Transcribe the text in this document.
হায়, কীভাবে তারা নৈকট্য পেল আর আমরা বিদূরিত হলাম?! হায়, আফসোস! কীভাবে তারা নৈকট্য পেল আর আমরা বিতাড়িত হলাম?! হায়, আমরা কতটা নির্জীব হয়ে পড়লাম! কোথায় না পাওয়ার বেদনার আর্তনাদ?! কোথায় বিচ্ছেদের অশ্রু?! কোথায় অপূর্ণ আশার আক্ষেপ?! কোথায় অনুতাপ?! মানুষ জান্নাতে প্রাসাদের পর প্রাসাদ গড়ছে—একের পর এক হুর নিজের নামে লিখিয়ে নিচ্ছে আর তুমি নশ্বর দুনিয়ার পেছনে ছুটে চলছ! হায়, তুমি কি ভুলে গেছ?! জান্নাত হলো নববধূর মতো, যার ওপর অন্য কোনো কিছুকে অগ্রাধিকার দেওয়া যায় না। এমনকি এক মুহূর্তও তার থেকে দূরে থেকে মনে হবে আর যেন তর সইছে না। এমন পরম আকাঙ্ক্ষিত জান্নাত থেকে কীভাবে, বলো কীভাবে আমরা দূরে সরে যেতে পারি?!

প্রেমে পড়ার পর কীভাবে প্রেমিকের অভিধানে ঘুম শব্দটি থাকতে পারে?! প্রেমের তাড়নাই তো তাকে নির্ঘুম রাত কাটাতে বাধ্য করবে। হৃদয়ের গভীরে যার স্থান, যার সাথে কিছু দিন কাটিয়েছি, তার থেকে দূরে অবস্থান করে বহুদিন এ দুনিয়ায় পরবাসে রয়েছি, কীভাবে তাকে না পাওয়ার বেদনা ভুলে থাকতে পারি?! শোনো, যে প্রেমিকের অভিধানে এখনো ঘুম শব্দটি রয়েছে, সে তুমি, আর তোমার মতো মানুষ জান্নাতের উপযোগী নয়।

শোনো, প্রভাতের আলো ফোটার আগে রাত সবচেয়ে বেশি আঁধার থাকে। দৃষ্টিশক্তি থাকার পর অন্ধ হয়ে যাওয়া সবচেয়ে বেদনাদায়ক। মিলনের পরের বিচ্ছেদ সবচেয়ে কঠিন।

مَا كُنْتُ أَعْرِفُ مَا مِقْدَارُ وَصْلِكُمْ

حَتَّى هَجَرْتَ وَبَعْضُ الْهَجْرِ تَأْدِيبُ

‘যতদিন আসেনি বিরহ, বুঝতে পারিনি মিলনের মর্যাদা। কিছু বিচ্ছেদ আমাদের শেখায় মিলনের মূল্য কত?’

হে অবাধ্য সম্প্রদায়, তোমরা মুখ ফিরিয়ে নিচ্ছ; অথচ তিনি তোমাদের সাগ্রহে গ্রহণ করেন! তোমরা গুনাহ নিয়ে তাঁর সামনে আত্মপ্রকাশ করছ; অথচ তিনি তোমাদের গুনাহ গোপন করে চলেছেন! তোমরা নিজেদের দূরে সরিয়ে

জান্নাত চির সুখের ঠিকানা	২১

——————

INSTRUCTIONS FOR THE TASK :: Write out every entry word for word.

WRITTEN RESPONSE ::
Transcribe the text in this document.
হায়, কীভাবে তারা নৈকট্য পেল আর আমরা বিদূরিত হলাম?! হায়, আফসোস! কীভাবে তারা নৈকট্য পেল আর আমরা বিতাড়িত হলাম?! হায়, আমরা কতটা নির্জীব হয়ে পড়লাম! কোথায় না পাওয়ার বেদনার আর্তনাদ?! কোথায় বিচ্ছেদের অশ্রু?! কোথায় অপূর্ণ আশার আক্ষেপ?! কোথায় অনুতাপ?! মানুষ জান্নাতে প্রাসাদের পর প্রাসাদ গড়ছে—একের পর এক হুর নিজের নামে লিখিয়ে নিচ্ছে আর তুমি নশ্বর দুনিয়ার পেছনে ছুটে চলছ! হায়, তুমি কি ভুলে গেছ?! জান্নাত হলো নববধূর মতো, যার ওপর অন্য কোনো কিছুকে অগ্রাধিকার দেওয়া যায় না। এমনকি এক মুহূর্তও তার থেকে দূরে থেকে মনে হবে আর যেন তর সইছে না। এমন পরম আকাঙ্ক্ষিত জান্নাত থেকে কীভাবে, বলো কীভাবে আমরা দূরে সরে যেতে পারি?!

প্রেমে পড়ার পর কীভাবে প্রেমিকের অভিধানে ঘুম শব্দটি থাকতে পারে?! প্রেমের তাড়নাই তো তাকে নির্ঘুম রাত কাটাতে বাধ্য করবে। হৃদয়ের গভীরে যার স্থান, যার সাথে কিছু দিন কাটিয়েছি, তার থেকে দূরে অবস্থান করে বহুদিন এ দুনিয়ায় পরবাসে রয়েছি, কীভাবে তাকে না পাওয়ার বেদনা ভুলে থাকতে পারি?! শোনো, যে প্রেমিকের অভিধানে এখনো ঘুম শব্দটি রয়েছে, সে তুমি, আর তোমার মতো মানুষ জান্নাতের উপযোগী নয়।

শোনো, প্রভাতের আলো ফোটার আগে রাত সবচেয়ে বেশি আঁধার থাকে। দৃষ্টিশক্তি থাকার পর অন্ধ হয়ে যাওয়া সবচেয়ে বেদনাদায়ক। মিলনের পরের বিচ্ছেদ সবচেয়ে কঠিন।

مَا كُنْتُ أَعْرِفُ مَا مِقْدَارُ وَصْلِكُمْ

حَتَّى هَجَرْتَ وَبَعْضُ الْهَجْرِ تَأْدِيبُ

‘যতদিন আসেনি বিরহ, বুঝতে পারিনি মিলনের মর্যাদা। কিছু বিচ্ছেদ আমাদের শেখায় মিলনের মূল্য কত?’

হে অবাধ্য সম্প্রদায়, তোমরা মুখ ফিরিয়ে নিচ্ছ; অথচ তিনি তোমাদের সাগ্রহে গ্রহণ করেন! তোমরা গুনাহ নিয়ে তাঁর সামনে আত্মপ্রকাশ করছ; অথচ তিনি তোমাদের গুনাহ গোপন করে চলেছেন! তোমরা নিজেদের দূরে সরিয়ে

জান্নাত চির সুখের ঠিকানা	২১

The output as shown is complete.